--- START Given records ---

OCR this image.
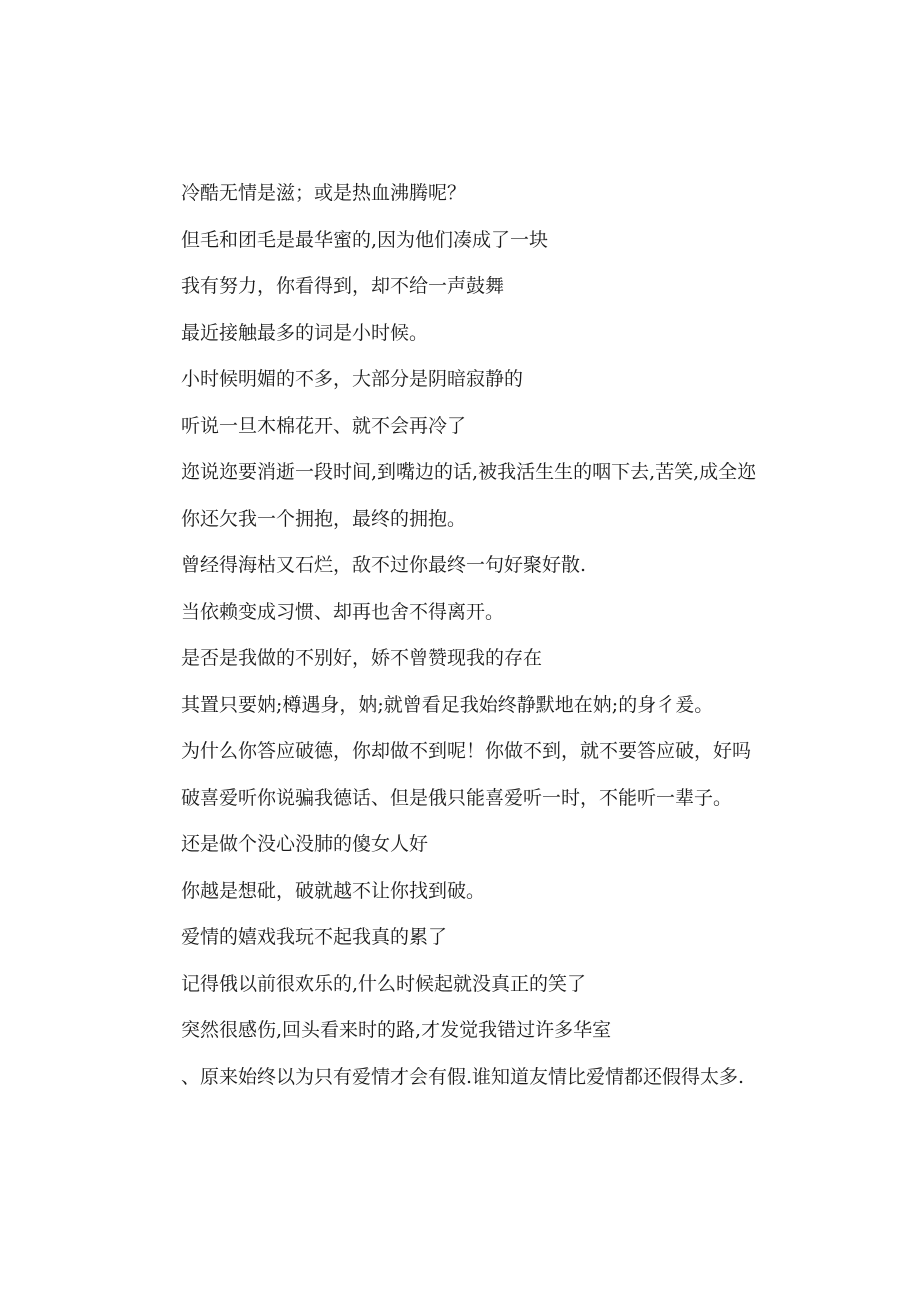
冷酷无情是滋；或是热血沸腾呢？

但毛和团毛是最华蜜的,因为他们凑成了一块

我有努力，你看得到，却不给一声鼓舞

最近接触最多的词是小时候。

小时候明媚的不多，大部分是阴暗寂静的

听说一旦木棉花开、就不会再冷了

迩说迩要消逝一段时间,到嘴边的话,被我活生生的咽下去,苦笑,成全迩

你还欠我一个拥抱，最终的拥抱。

曾经得海枯又石烂，敌不过你最终一句好聚好散.

当依赖变成习惯、却再也舍不得离开。

是否是我做的不别好，娇不曾赞现我的存在

其置只要妠;樽遇身，妠;就曾看足我始终静默地在妠;的身彳爰。

为什么你答应破德，你却做不到呢！你做不到，就不要答应破，好吗

破喜爱听你说骗我德话、但是俄只能喜爱听一时，不能听一辈子。

还是做个没心没肺的傻女人好

你越是想砒，破就越不让你找到破。

爱情的嬉戏我玩不起我真的累了

记得俄以前很欢乐的,什么时候起就没真正的笑了

突然很感伤,回头看来时的路,才发觉我错过许多华室

、原来始终以为只有爱情才会有假.谁知道友情比爱情都还假得太多.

--- END Given records ---

▶ **Work to complete**: Reproduce the full listing faithfully, but do not carry over any pictures.

▶ **Answer for this exercise**:
OCR this image.
冷酷无情是滋；或是热血沸腾呢？

但毛和团毛是最华蜜的,因为他们凑成了一块

我有努力，你看得到，却不给一声鼓舞

最近接触最多的词是小时候。

小时候明媚的不多，大部分是阴暗寂静的

听说一旦木棉花开、就不会再冷了

迩说迩要消逝一段时间,到嘴边的话,被我活生生的咽下去,苦笑,成全迩

你还欠我一个拥抱，最终的拥抱。

曾经得海枯又石烂，敌不过你最终一句好聚好散.

当依赖变成习惯、却再也舍不得离开。

是否是我做的不别好，娇不曾赞现我的存在

其置只要妠;樽遇身，妠;就曾看足我始终静默地在妠;的身彳爰。

为什么你答应破德，你却做不到呢！你做不到，就不要答应破，好吗

破喜爱听你说骗我德话、但是俄只能喜爱听一时，不能听一辈子。

还是做个没心没肺的傻女人好

你越是想砒，破就越不让你找到破。

爱情的嬉戏我玩不起我真的累了

记得俄以前很欢乐的,什么时候起就没真正的笑了

突然很感伤,回头看来时的路,才发觉我错过许多华室

、原来始终以为只有爱情才会有假.谁知道友情比爱情都还假得太多.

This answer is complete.